**What to work on**
Copy out every line of the items below, requests included, shifting each bounding-box coordinate in the answers by -3. Leave the pictures out.

____________

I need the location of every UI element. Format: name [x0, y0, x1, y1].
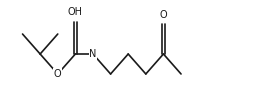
Text: O: O — [160, 10, 167, 20]
Text: N: N — [89, 49, 97, 59]
Text: OH: OH — [68, 7, 83, 17]
Text: O: O — [54, 69, 62, 79]
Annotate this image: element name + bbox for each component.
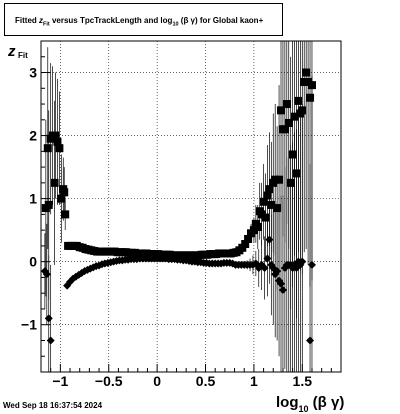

____________

**Exercise solution**
I need the location of every UI element. Format: name [x0, y0, x1, y1].
Text: O: O — [157, 7, 164, 17]
Text: N: N — [86, 46, 94, 56]
Text: OH: OH — [65, 4, 80, 14]
Text: O: O — [51, 66, 59, 76]
Annotate this image: element name + bbox for each component.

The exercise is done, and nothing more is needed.